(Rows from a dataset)
────────────────────────────────────────

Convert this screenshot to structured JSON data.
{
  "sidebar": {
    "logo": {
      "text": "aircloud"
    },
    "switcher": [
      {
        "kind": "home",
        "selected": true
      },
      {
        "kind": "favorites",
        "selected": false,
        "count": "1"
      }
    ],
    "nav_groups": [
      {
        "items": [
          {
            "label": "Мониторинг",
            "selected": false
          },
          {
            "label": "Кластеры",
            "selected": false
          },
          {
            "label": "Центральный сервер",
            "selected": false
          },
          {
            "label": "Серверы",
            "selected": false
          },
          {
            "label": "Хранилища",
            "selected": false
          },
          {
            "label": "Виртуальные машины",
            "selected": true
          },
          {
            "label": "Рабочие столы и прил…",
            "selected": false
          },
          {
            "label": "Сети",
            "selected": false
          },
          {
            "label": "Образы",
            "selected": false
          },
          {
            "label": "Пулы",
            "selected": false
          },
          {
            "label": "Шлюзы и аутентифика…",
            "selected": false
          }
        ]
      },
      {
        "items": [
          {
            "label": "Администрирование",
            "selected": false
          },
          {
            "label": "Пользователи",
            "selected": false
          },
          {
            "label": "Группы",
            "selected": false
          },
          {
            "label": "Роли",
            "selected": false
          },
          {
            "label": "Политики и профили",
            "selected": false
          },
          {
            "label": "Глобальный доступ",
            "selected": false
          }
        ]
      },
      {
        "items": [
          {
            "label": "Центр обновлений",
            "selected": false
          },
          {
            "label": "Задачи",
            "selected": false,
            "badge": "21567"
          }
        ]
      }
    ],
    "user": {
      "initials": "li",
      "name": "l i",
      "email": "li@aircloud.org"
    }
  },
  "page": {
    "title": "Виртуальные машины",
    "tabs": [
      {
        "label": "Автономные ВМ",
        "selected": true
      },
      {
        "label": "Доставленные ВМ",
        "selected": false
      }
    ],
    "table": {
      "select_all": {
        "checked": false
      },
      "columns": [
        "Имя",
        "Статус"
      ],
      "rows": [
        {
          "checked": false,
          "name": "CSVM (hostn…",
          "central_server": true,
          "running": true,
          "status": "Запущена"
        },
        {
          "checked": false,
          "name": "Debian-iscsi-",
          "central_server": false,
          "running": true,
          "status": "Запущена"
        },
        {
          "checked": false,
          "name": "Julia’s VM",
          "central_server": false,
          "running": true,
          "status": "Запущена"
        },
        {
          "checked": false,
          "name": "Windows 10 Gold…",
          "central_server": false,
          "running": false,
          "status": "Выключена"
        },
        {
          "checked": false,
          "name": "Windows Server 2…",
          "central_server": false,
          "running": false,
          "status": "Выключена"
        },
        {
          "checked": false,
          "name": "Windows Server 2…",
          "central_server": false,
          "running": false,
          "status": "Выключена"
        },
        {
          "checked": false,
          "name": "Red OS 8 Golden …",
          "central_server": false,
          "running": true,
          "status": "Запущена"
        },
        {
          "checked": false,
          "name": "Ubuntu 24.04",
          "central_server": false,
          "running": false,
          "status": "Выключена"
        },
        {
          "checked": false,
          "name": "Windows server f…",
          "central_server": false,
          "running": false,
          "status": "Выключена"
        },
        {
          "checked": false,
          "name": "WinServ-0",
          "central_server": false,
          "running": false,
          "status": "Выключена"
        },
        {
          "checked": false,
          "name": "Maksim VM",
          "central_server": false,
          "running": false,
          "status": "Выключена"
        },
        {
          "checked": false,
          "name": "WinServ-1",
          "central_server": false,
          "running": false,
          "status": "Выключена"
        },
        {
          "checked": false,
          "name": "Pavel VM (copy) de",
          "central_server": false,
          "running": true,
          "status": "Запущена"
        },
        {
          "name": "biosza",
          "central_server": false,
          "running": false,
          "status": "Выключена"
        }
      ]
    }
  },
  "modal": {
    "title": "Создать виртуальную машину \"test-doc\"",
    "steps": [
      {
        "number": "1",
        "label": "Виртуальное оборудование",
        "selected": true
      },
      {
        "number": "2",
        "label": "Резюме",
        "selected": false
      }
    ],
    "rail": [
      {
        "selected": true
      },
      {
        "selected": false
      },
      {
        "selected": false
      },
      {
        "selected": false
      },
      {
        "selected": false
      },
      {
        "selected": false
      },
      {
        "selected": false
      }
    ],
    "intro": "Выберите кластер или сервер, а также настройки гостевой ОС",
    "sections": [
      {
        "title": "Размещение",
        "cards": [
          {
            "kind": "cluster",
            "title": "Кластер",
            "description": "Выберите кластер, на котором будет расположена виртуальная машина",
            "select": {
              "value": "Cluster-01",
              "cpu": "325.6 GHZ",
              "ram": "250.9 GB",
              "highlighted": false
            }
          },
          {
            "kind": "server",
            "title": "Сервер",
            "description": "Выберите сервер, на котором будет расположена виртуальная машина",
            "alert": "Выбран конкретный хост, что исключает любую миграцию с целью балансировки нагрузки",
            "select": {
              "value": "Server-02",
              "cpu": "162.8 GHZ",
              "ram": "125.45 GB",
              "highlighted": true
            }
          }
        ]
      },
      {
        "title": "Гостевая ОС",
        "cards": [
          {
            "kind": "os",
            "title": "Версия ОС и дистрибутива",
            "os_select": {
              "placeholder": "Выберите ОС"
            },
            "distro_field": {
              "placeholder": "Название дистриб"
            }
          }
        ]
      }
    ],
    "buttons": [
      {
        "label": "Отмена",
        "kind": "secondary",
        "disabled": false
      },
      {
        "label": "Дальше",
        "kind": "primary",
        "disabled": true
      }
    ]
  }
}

────────────────────────────────────────

## WHAT IS ASKED
Word for word, quote all of the data above.

## OUTPUT FOR THIS TASK
Convert this screenshot to structured JSON data.
{
  "sidebar": {
    "logo": {
      "text": "aircloud"
    },
    "switcher": [
      {
        "kind": "home",
        "selected": true
      },
      {
        "kind": "favorites",
        "selected": false,
        "count": "1"
      }
    ],
    "nav_groups": [
      {
        "items": [
          {
            "label": "Мониторинг",
            "selected": false
          },
          {
            "label": "Кластеры",
            "selected": false
          },
          {
            "label": "Центральный сервер",
            "selected": false
          },
          {
            "label": "Серверы",
            "selected": false
          },
          {
            "label": "Хранилища",
            "selected": false
          },
          {
            "label": "Виртуальные машины",
            "selected": true
          },
          {
            "label": "Рабочие столы и прил…",
            "selected": false
          },
          {
            "label": "Сети",
            "selected": false
          },
          {
            "label": "Образы",
            "selected": false
          },
          {
            "label": "Пулы",
            "selected": false
          },
          {
            "label": "Шлюзы и аутентифика…",
            "selected": false
          }
        ]
      },
      {
        "items": [
          {
            "label": "Администрирование",
            "selected": false
          },
          {
            "label": "Пользователи",
            "selected": false
          },
          {
            "label": "Группы",
            "selected": false
          },
          {
            "label": "Роли",
            "selected": false
          },
          {
            "label": "Политики и профили",
            "selected": false
          },
          {
            "label": "Глобальный доступ",
            "selected": false
          }
        ]
      },
      {
        "items": [
          {
            "label": "Центр обновлений",
            "selected": false
          },
          {
            "label": "Задачи",
            "selected": false,
            "badge": "21567"
          }
        ]
      }
    ],
    "user": {
      "initials": "li",
      "name": "l i",
      "email": "li@aircloud.org"
    }
  },
  "page": {
    "title": "Виртуальные машины",
    "tabs": [
      {
        "label": "Автономные ВМ",
        "selected": true
      },
      {
        "label": "Доставленные ВМ",
        "selected": false
      }
    ],
    "table": {
      "select_all": {
        "checked": false
      },
      "columns": [
        "Имя",
        "Статус"
      ],
      "rows": [
        {
          "checked": false,
          "name": "CSVM (hostn…",
          "central_server": true,
          "running": true,
          "status": "Запущена"
        },
        {
          "checked": false,
          "name": "Debian-iscsi-",
          "central_server": false,
          "running": true,
          "status": "Запущена"
        },
        {
          "checked": false,
          "name": "Julia’s VM",
          "central_server": false,
          "running": true,
          "status": "Запущена"
        },
        {
          "checked": false,
          "name": "Windows 10 Gold…",
          "central_server": false,
          "running": false,
          "status": "Выключена"
        },
        {
          "checked": false,
          "name": "Windows Server 2…",
          "central_server": false,
          "running": false,
          "status": "Выключена"
        },
        {
          "checked": false,
          "name": "Windows Server 2…",
          "central_server": false,
          "running": false,
          "status": "Выключена"
        },
        {
          "checked": false,
          "name": "Red OS 8 Golden …",
          "central_server": false,
          "running": true,
          "status": "Запущена"
        },
        {
          "checked": false,
          "name": "Ubuntu 24.04",
          "central_server": false,
          "running": false,
          "status": "Выключена"
        },
        {
          "checked": false,
          "name": "Windows server f…",
          "central_server": false,
          "running": false,
          "status": "Выключена"
        },
        {
          "checked": false,
          "name": "WinServ-0",
          "central_server": false,
          "running": false,
          "status": "Выключена"
        },
        {
          "checked": false,
          "name": "Maksim VM",
          "central_server": false,
          "running": false,
          "status": "Выключена"
        },
        {
          "checked": false,
          "name": "WinServ-1",
          "central_server": false,
          "running": false,
          "status": "Выключена"
        },
        {
          "checked": false,
          "name": "Pavel VM (copy) de",
          "central_server": false,
          "running": true,
          "status": "Запущена"
        },
        {
          "name": "biosza",
          "central_server": false,
          "running": false,
          "status": "Выключена"
        }
      ]
    }
  },
  "modal": {
    "title": "Создать виртуальную машину \"test-doc\"",
    "steps": [
      {
        "number": "1",
        "label": "Виртуальное оборудование",
        "selected": true
      },
      {
        "number": "2",
        "label": "Резюме",
        "selected": false
      }
    ],
    "rail": [
      {
        "selected": true
      },
      {
        "selected": false
      },
      {
        "selected": false
      },
      {
        "selected": false
      },
      {
        "selected": false
      },
      {
        "selected": false
      },
      {
        "selected": false
      }
    ],
    "intro": "Выберите кластер или сервер, а также настройки гостевой ОС",
    "sections": [
      {
        "title": "Размещение",
        "cards": [
          {
            "kind": "cluster",
            "title": "Кластер",
            "description": "Выберите кластер, на котором будет расположена виртуальная машина",
            "select": {
              "value": "Cluster-01",
              "cpu": "325.6 GHZ",
              "ram": "250.9 GB",
              "highlighted": false
            }
          },
          {
            "kind": "server",
            "title": "Сервер",
            "description": "Выберите сервер, на котором будет расположена виртуальная машина",
            "alert": "Выбран конкретный хост, что исключает любую миграцию с целью балансировки нагрузки",
            "select": {
              "value": "Server-02",
              "cpu": "162.8 GHZ",
              "ram": "125.45 GB",
              "highlighted": true
            }
          }
        ]
      },
      {
        "title": "Гостевая ОС",
        "cards": [
          {
            "kind": "os",
            "title": "Версия ОС и дистрибутива",
            "os_select": {
              "placeholder": "Выберите ОС"
            },
            "distro_field": {
              "placeholder": "Название дистриб"
            }
          }
        ]
      }
    ],
    "buttons": [
      {
        "label": "Отмена",
        "kind": "secondary",
        "disabled": false
      },
      {
        "label": "Дальше",
        "kind": "primary",
        "disabled": true
      }
    ]
  }
}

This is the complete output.